◆ **Exercise**
Write out all the entries word for word, but skip any images.
## start Information given
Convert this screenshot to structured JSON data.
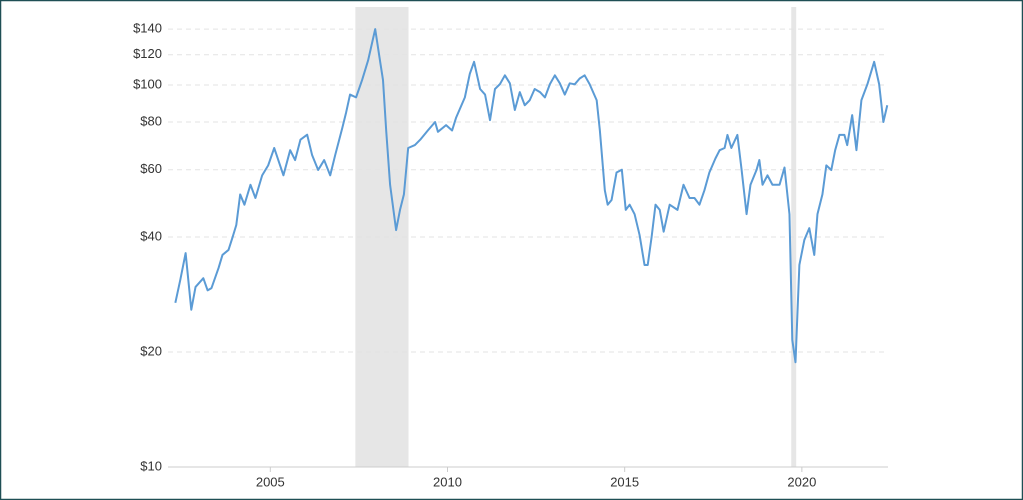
{
  "chart_data": {
    "type": "line",
    "log_scale": true,
    "grid": true,
    "color": "#5b9bd5",
    "recession_color": "#e6e6e6",
    "xlim": [
      2002,
      2022.6
    ],
    "xticks": [
      2005,
      2010,
      2015,
      2020
    ],
    "ylim": [
      10,
      160
    ],
    "yticks": [
      {
        "value": 10,
        "label": "$10"
      },
      {
        "value": 20,
        "label": "$20"
      },
      {
        "value": 40,
        "label": "$40"
      },
      {
        "value": 60,
        "label": "$60"
      },
      {
        "value": 80,
        "label": "$80"
      },
      {
        "value": 100,
        "label": "$100"
      },
      {
        "value": 120,
        "label": "$120"
      },
      {
        "value": 140,
        "label": "$140"
      }
    ],
    "recessions": [
      [
        2007.4,
        2008.9
      ],
      [
        2019.7,
        2019.84
      ]
    ],
    "x": [
      2002.32,
      2002.46,
      2002.61,
      2002.77,
      2002.89,
      2003.11,
      2003.23,
      2003.34,
      2003.54,
      2003.65,
      2003.82,
      2003.93,
      2004.04,
      2004.15,
      2004.27,
      2004.44,
      2004.58,
      2004.77,
      2004.94,
      2005.11,
      2005.37,
      2005.56,
      2005.7,
      2005.85,
      2006.04,
      2006.18,
      2006.35,
      2006.52,
      2006.69,
      2006.83,
      2007.03,
      2007.14,
      2007.25,
      2007.42,
      2007.59,
      2007.76,
      2007.96,
      2008.1,
      2008.18,
      2008.27,
      2008.38,
      2008.49,
      2008.55,
      2008.66,
      2008.77,
      2008.89,
      2009.08,
      2009.23,
      2009.45,
      2009.65,
      2009.73,
      2009.96,
      2010.13,
      2010.24,
      2010.49,
      2010.63,
      2010.75,
      2010.92,
      2011.06,
      2011.2,
      2011.34,
      2011.48,
      2011.62,
      2011.76,
      2011.9,
      2012.04,
      2012.18,
      2012.32,
      2012.46,
      2012.61,
      2012.75,
      2012.89,
      2013.03,
      2013.17,
      2013.31,
      2013.45,
      2013.59,
      2013.73,
      2013.87,
      2014.01,
      2014.21,
      2014.3,
      2014.44,
      2014.52,
      2014.63,
      2014.77,
      2014.92,
      2015.03,
      2015.14,
      2015.28,
      2015.42,
      2015.56,
      2015.65,
      2015.76,
      2015.87,
      2015.99,
      2016.1,
      2016.27,
      2016.49,
      2016.66,
      2016.83,
      2016.97,
      2017.11,
      2017.25,
      2017.39,
      2017.56,
      2017.68,
      2017.82,
      2017.9,
      2018.01,
      2018.18,
      2018.3,
      2018.44,
      2018.55,
      2018.72,
      2018.8,
      2018.89,
      2019.03,
      2019.17,
      2019.37,
      2019.51,
      2019.65,
      2019.73,
      2019.82,
      2019.93,
      2020.07,
      2020.21,
      2020.35,
      2020.44,
      2020.58,
      2020.69,
      2020.83,
      2020.94,
      2021.06,
      2021.2,
      2021.28,
      2021.42,
      2021.54,
      2021.68,
      2021.85,
      2022.04,
      2022.18,
      2022.3,
      2022.41
    ],
    "values": [
      26.9,
      30.9,
      36.3,
      25.8,
      29.6,
      31.2,
      29,
      29.4,
      33.2,
      35.9,
      37,
      39.8,
      43,
      51.7,
      48.6,
      54.8,
      50.6,
      58,
      61.6,
      68.4,
      58,
      67.5,
      63.6,
      71.9,
      74.1,
      65.5,
      59.9,
      63.6,
      58,
      65.5,
      77.1,
      84.8,
      94.4,
      92.8,
      103,
      116,
      140,
      115,
      103,
      76,
      54.8,
      45.9,
      41.7,
      47.1,
      51.7,
      68.4,
      69.6,
      71.9,
      76.1,
      80,
      75.4,
      78.5,
      76,
      82,
      92.8,
      107,
      115,
      97.6,
      94.4,
      80.9,
      97.6,
      100.5,
      106,
      101,
      86,
      95.8,
      88.5,
      91.2,
      97.6,
      95.8,
      92.8,
      100.5,
      106,
      101,
      94.4,
      101,
      100.4,
      104,
      106,
      100.5,
      91.2,
      76,
      53,
      48.6,
      50,
      59,
      60,
      47.1,
      48.6,
      45.9,
      40.5,
      33.8,
      33.8,
      40,
      48.6,
      47.1,
      41.3,
      48.6,
      47.1,
      54.8,
      50.6,
      50.6,
      48.6,
      53,
      59,
      64.2,
      67.5,
      68.4,
      74,
      68.4,
      74,
      59.9,
      45.9,
      54.8,
      59.9,
      63.6,
      54.8,
      58,
      54.8,
      54.8,
      60.8,
      45.9,
      21.5,
      18.8,
      33.8,
      39.3,
      42.2,
      35.9,
      45.9,
      51.7,
      61.6,
      59.9,
      67.5,
      74,
      74,
      69.6,
      83.4,
      67.5,
      91.2,
      100.5,
      115,
      100.5,
      80,
      88.5
    ]
  }
}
## end Information given
◆ **Task answer**
Convert this screenshot to structured JSON data.
{
  "chart_data": {
    "type": "line",
    "log_scale": true,
    "grid": true,
    "color": "#5b9bd5",
    "recession_color": "#e6e6e6",
    "xlim": [
      2002,
      2022.6
    ],
    "xticks": [
      2005,
      2010,
      2015,
      2020
    ],
    "ylim": [
      10,
      160
    ],
    "yticks": [
      {
        "value": 10,
        "label": "$10"
      },
      {
        "value": 20,
        "label": "$20"
      },
      {
        "value": 40,
        "label": "$40"
      },
      {
        "value": 60,
        "label": "$60"
      },
      {
        "value": 80,
        "label": "$80"
      },
      {
        "value": 100,
        "label": "$100"
      },
      {
        "value": 120,
        "label": "$120"
      },
      {
        "value": 140,
        "label": "$140"
      }
    ],
    "recessions": [
      [
        2007.4,
        2008.9
      ],
      [
        2019.7,
        2019.84
      ]
    ],
    "x": [
      2002.32,
      2002.46,
      2002.61,
      2002.77,
      2002.89,
      2003.11,
      2003.23,
      2003.34,
      2003.54,
      2003.65,
      2003.82,
      2003.93,
      2004.04,
      2004.15,
      2004.27,
      2004.44,
      2004.58,
      2004.77,
      2004.94,
      2005.11,
      2005.37,
      2005.56,
      2005.7,
      2005.85,
      2006.04,
      2006.18,
      2006.35,
      2006.52,
      2006.69,
      2006.83,
      2007.03,
      2007.14,
      2007.25,
      2007.42,
      2007.59,
      2007.76,
      2007.96,
      2008.1,
      2008.18,
      2008.27,
      2008.38,
      2008.49,
      2008.55,
      2008.66,
      2008.77,
      2008.89,
      2009.08,
      2009.23,
      2009.45,
      2009.65,
      2009.73,
      2009.96,
      2010.13,
      2010.24,
      2010.49,
      2010.63,
      2010.75,
      2010.92,
      2011.06,
      2011.2,
      2011.34,
      2011.48,
      2011.62,
      2011.76,
      2011.9,
      2012.04,
      2012.18,
      2012.32,
      2012.46,
      2012.61,
      2012.75,
      2012.89,
      2013.03,
      2013.17,
      2013.31,
      2013.45,
      2013.59,
      2013.73,
      2013.87,
      2014.01,
      2014.21,
      2014.3,
      2014.44,
      2014.52,
      2014.63,
      2014.77,
      2014.92,
      2015.03,
      2015.14,
      2015.28,
      2015.42,
      2015.56,
      2015.65,
      2015.76,
      2015.87,
      2015.99,
      2016.1,
      2016.27,
      2016.49,
      2016.66,
      2016.83,
      2016.97,
      2017.11,
      2017.25,
      2017.39,
      2017.56,
      2017.68,
      2017.82,
      2017.9,
      2018.01,
      2018.18,
      2018.3,
      2018.44,
      2018.55,
      2018.72,
      2018.8,
      2018.89,
      2019.03,
      2019.17,
      2019.37,
      2019.51,
      2019.65,
      2019.73,
      2019.82,
      2019.93,
      2020.07,
      2020.21,
      2020.35,
      2020.44,
      2020.58,
      2020.69,
      2020.83,
      2020.94,
      2021.06,
      2021.2,
      2021.28,
      2021.42,
      2021.54,
      2021.68,
      2021.85,
      2022.04,
      2022.18,
      2022.3,
      2022.41
    ],
    "values": [
      26.9,
      30.9,
      36.3,
      25.8,
      29.6,
      31.2,
      29,
      29.4,
      33.2,
      35.9,
      37,
      39.8,
      43,
      51.7,
      48.6,
      54.8,
      50.6,
      58,
      61.6,
      68.4,
      58,
      67.5,
      63.6,
      71.9,
      74.1,
      65.5,
      59.9,
      63.6,
      58,
      65.5,
      77.1,
      84.8,
      94.4,
      92.8,
      103,
      116,
      140,
      115,
      103,
      76,
      54.8,
      45.9,
      41.7,
      47.1,
      51.7,
      68.4,
      69.6,
      71.9,
      76.1,
      80,
      75.4,
      78.5,
      76,
      82,
      92.8,
      107,
      115,
      97.6,
      94.4,
      80.9,
      97.6,
      100.5,
      106,
      101,
      86,
      95.8,
      88.5,
      91.2,
      97.6,
      95.8,
      92.8,
      100.5,
      106,
      101,
      94.4,
      101,
      100.4,
      104,
      106,
      100.5,
      91.2,
      76,
      53,
      48.6,
      50,
      59,
      60,
      47.1,
      48.6,
      45.9,
      40.5,
      33.8,
      33.8,
      40,
      48.6,
      47.1,
      41.3,
      48.6,
      47.1,
      54.8,
      50.6,
      50.6,
      48.6,
      53,
      59,
      64.2,
      67.5,
      68.4,
      74,
      68.4,
      74,
      59.9,
      45.9,
      54.8,
      59.9,
      63.6,
      54.8,
      58,
      54.8,
      54.8,
      60.8,
      45.9,
      21.5,
      18.8,
      33.8,
      39.3,
      42.2,
      35.9,
      45.9,
      51.7,
      61.6,
      59.9,
      67.5,
      74,
      74,
      69.6,
      83.4,
      67.5,
      91.2,
      100.5,
      115,
      100.5,
      80,
      88.5
    ]
  }
}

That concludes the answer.